## THE PROBLEM:
List all the lines in these records that hold "reason".

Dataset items
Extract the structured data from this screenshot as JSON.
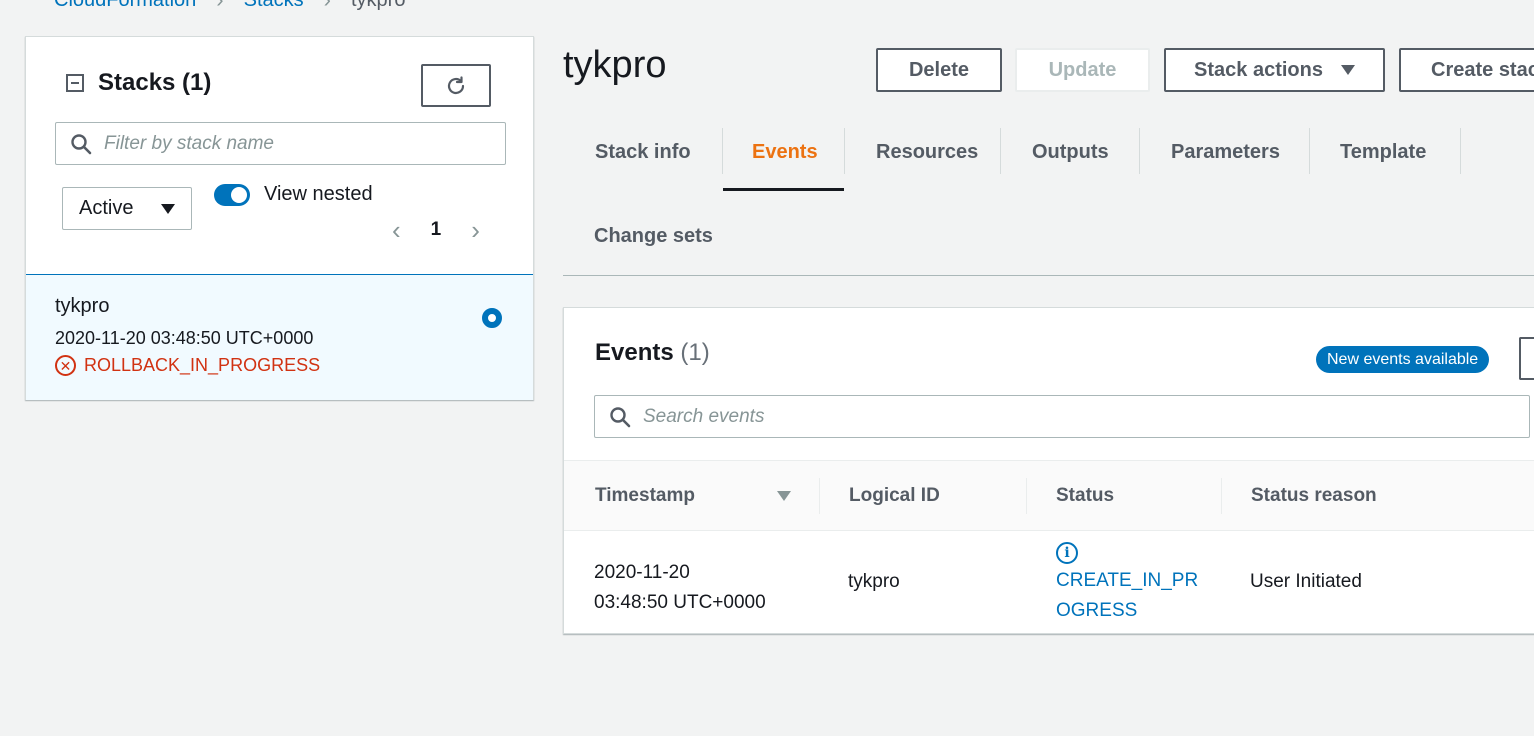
{
  "breadcrumb": {
    "root": "CloudFormation",
    "section": "Stacks",
    "current": "tykpro"
  },
  "left_panel": {
    "title": "Stacks (1)",
    "filter_placeholder": "Filter by stack name",
    "status_filter": "Active",
    "view_nested_label": "View nested",
    "view_nested_on": true,
    "page_number": "1",
    "stack": {
      "name": "tykpro",
      "created": "2020-11-20 03:48:50 UTC+0000",
      "status": "ROLLBACK_IN_PROGRESS",
      "selected": true
    }
  },
  "header": {
    "title": "tykpro",
    "buttons": {
      "delete": "Delete",
      "update": "Update",
      "stack_actions": "Stack actions",
      "create": "Create stack"
    }
  },
  "tabs": [
    "Stack info",
    "Events",
    "Resources",
    "Outputs",
    "Parameters",
    "Template",
    "Change sets"
  ],
  "active_tab": "Events",
  "events": {
    "title": "Events",
    "count": "(1)",
    "new_badge": "New events available",
    "search_placeholder": "Search events",
    "columns": [
      "Timestamp",
      "Logical ID",
      "Status",
      "Status reason"
    ],
    "rows": [
      {
        "timestamp_line1": "2020-11-20",
        "timestamp_line2": "03:48:50 UTC+0000",
        "logical_id": "tykpro",
        "status_line1": "CREATE_IN_PR",
        "status_line2": "OGRESS",
        "reason": "User Initiated"
      }
    ]
  },
  "colors": {
    "accent": "#0073bb",
    "active_tab": "#ec7211",
    "error": "#d13212",
    "background": "#f2f3f3"
  }
}
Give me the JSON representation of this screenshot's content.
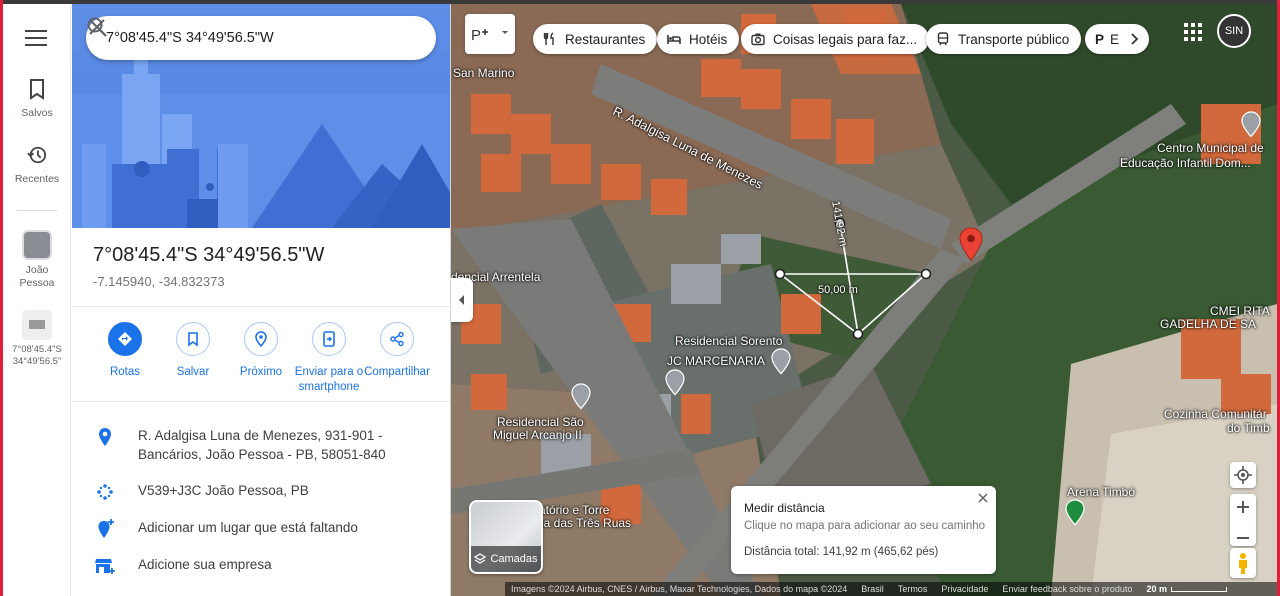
{
  "rail": {
    "saved_label": "Salvos",
    "recent_label": "Recentes",
    "recent_place_1": "João Pessoa",
    "recent_place_2_line1": "7°08'45.4\"S",
    "recent_place_2_line2": "34°49'56.5\""
  },
  "search": {
    "value": "7°08'45.4\"S 34°49'56.5\"W"
  },
  "place": {
    "title": "7°08'45.4\"S 34°49'56.5\"W",
    "decimal": "-7.145940, -34.832373"
  },
  "actions": {
    "directions": "Rotas",
    "save": "Salvar",
    "nearby": "Próximo",
    "send_line1": "Enviar para o",
    "send_line2": "smartphone",
    "share": "Compartilhar"
  },
  "info": {
    "address_line1": "R. Adalgisa Luna de Menezes, 931-901 -",
    "address_line2": "Bancários, João Pessoa - PB, 58051-840",
    "plus_code": "V539+J3C João Pessoa, PB",
    "add_place": "Adicionar um lugar que está faltando",
    "add_business": "Adicione sua empresa"
  },
  "chips": {
    "restaurants": "Restaurantes",
    "hotels": "Hotéis",
    "things": "Coisas legais para faz...",
    "transit": "Transporte público",
    "parking": "E"
  },
  "user": {
    "initials": "SIN"
  },
  "map_labels": {
    "san_marino": "San Marino",
    "street": "R. Adalgisa Luna de Menezes",
    "centro_line1": "Centro Municipal de",
    "centro_line2": "Educação Infantil Dom...",
    "arrentela": "dencial Arrentela",
    "sorento": "Residencial Sorento",
    "marcenaria": "JC MARCENARIA",
    "cmei_line1": "CMEI RITA",
    "cmei_line2": "GADELHA DE SA",
    "sao_miguel_line1": "Residencial São",
    "sao_miguel_line2": "Miguel Arcanjo II",
    "torre_line1": "atório e Torre",
    "torre_line2": "ica das Três Ruas",
    "cozinha_line1": "Cozinha Comunitár",
    "cozinha_line2": "do Timb",
    "arena": "Arena Timbó",
    "dist_vertical": "141,92 m",
    "dist_horizontal": "50,00 m"
  },
  "layers_label": "Camadas",
  "measure": {
    "title": "Medir distância",
    "hint": "Clique no mapa para adicionar ao seu caminho",
    "total": "Distância total: 141,92 m (465,62 pés)"
  },
  "footer": {
    "attribution": "Imagens ©2024 Airbus, CNES / Airbus, Maxar Technologies, Dados do mapa ©2024",
    "country": "Brasil",
    "terms": "Termos",
    "privacy": "Privacidade",
    "feedback": "Enviar feedback sobre o produto",
    "scale": "20 m"
  }
}
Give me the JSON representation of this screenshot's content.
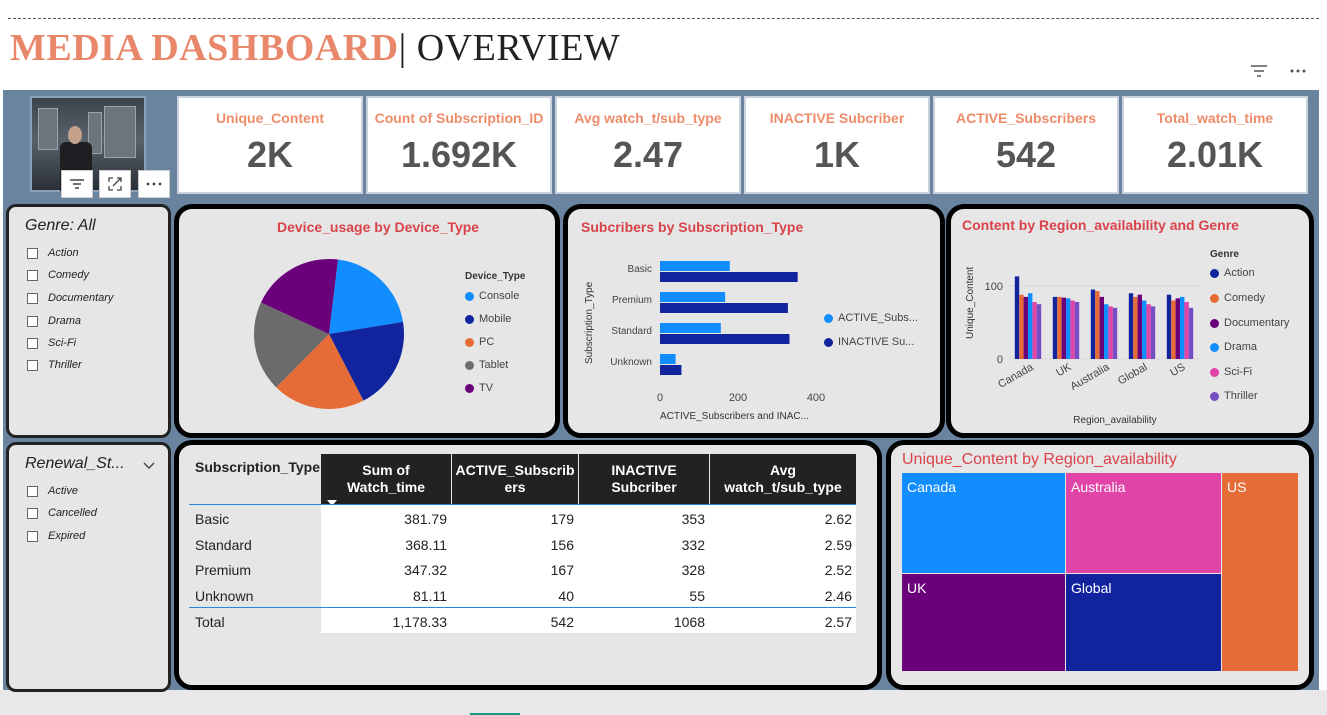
{
  "header": {
    "title_main": "MEDIA DASHBOARD",
    "title_sep": "|",
    "title_sub": " OVERVIEW",
    "filter_icon": "filter-icon",
    "more_icon": "more-icon"
  },
  "image_toolbar": {
    "filter_icon": "filter-icon",
    "expand_icon": "focus-mode-icon",
    "more_icon": "more-icon"
  },
  "kpis": [
    {
      "label": "Unique_Content",
      "value": "2K"
    },
    {
      "label": "Count of Subscription_ID",
      "value": "1.692K"
    },
    {
      "label": "Avg watch_t/sub_type",
      "value": "2.47"
    },
    {
      "label": "INACTIVE Subcriber",
      "value": "1K"
    },
    {
      "label": "ACTIVE_Subscribers",
      "value": "542"
    },
    {
      "label": "Total_watch_time",
      "value": "2.01K"
    }
  ],
  "genre_slicer": {
    "title": "Genre: All",
    "items": [
      "Action",
      "Comedy",
      "Documentary",
      "Drama",
      "Sci-Fi",
      "Thriller"
    ]
  },
  "renewal_slicer": {
    "title": "Renewal_St...",
    "items": [
      "Active",
      "Cancelled",
      "Expired"
    ]
  },
  "device_chart": {
    "title": "Device_usage by Device_Type",
    "chart_data": {
      "type": "pie",
      "legend_title": "Device_Type",
      "labels": [
        "Console",
        "Mobile",
        "PC",
        "Tablet",
        "TV"
      ],
      "values": [
        20.5,
        20.0,
        20.0,
        19.5,
        20.0
      ],
      "colors": [
        "#118dff",
        "#12239e",
        "#e66c37",
        "#6b6b6b",
        "#6b007b"
      ],
      "legend_position": "right"
    }
  },
  "subs_chart": {
    "title": "Subcribers by Subscription_Type",
    "chart_data": {
      "type": "bar",
      "orientation": "horizontal",
      "categories": [
        "Basic",
        "Premium",
        "Standard",
        "Unknown"
      ],
      "series": [
        {
          "name": "ACTIVE_Subs...",
          "values": [
            179,
            167,
            156,
            40
          ],
          "color": "#118dff"
        },
        {
          "name": "INACTIVE Su...",
          "values": [
            353,
            328,
            332,
            55
          ],
          "color": "#12239e"
        }
      ],
      "xlabel": "ACTIVE_Subscribers and INAC...",
      "ylabel": "Subscription_Type",
      "xlim": [
        0,
        400
      ],
      "xticks": [
        "0",
        "200",
        "400"
      ]
    }
  },
  "region_chart": {
    "title": "Content by Region_availability and Genre",
    "chart_data": {
      "type": "bar",
      "categories": [
        "Canada",
        "UK",
        "Australia",
        "Global",
        "US"
      ],
      "series": [
        {
          "name": "Action",
          "values": [
            113,
            85,
            95,
            90,
            88
          ],
          "color": "#12239e"
        },
        {
          "name": "Comedy",
          "values": [
            88,
            85,
            93,
            85,
            80
          ],
          "color": "#e66c37"
        },
        {
          "name": "Documentary",
          "values": [
            85,
            84,
            85,
            88,
            83
          ],
          "color": "#6b007b"
        },
        {
          "name": "Drama",
          "values": [
            90,
            83,
            75,
            80,
            85
          ],
          "color": "#118dff"
        },
        {
          "name": "Sci-Fi",
          "values": [
            78,
            80,
            72,
            75,
            78
          ],
          "color": "#e044a7"
        },
        {
          "name": "Thriller",
          "values": [
            75,
            78,
            70,
            72,
            70
          ],
          "color": "#744ec2"
        }
      ],
      "ylabel": "Unique_Content",
      "xlabel": "Region_availability",
      "legend_title": "Genre",
      "yticks": [
        "0",
        "100"
      ],
      "ylim": [
        0,
        130
      ]
    }
  },
  "table": {
    "headers": [
      "Subscription_Type",
      "Sum of\nWatch_time",
      "ACTIVE_Subscrib\ners",
      "INACTIVE\nSubcriber",
      "Avg\nwatch_t/sub_type"
    ],
    "sort_icon": "sort-desc-icon",
    "rows": [
      [
        "Basic",
        "381.79",
        "179",
        "353",
        "2.62"
      ],
      [
        "Standard",
        "368.11",
        "156",
        "332",
        "2.59"
      ],
      [
        "Premium",
        "347.32",
        "167",
        "328",
        "2.52"
      ],
      [
        "Unknown",
        "81.11",
        "40",
        "55",
        "2.46"
      ]
    ],
    "total": [
      "Total",
      "1,178.33",
      "542",
      "1068",
      "2.57"
    ]
  },
  "treemap": {
    "title": "Unique_Content by Region_availability",
    "chart_data": {
      "type": "treemap",
      "labels": [
        "Canada",
        "Australia",
        "US",
        "UK",
        "Global"
      ],
      "colors": [
        "#118dff",
        "#e044a7",
        "#e66c37",
        "#6b007b",
        "#12239e"
      ]
    }
  }
}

## EXERCISE ANSWER:
      "Status reason"
        "reason": "User Initiated"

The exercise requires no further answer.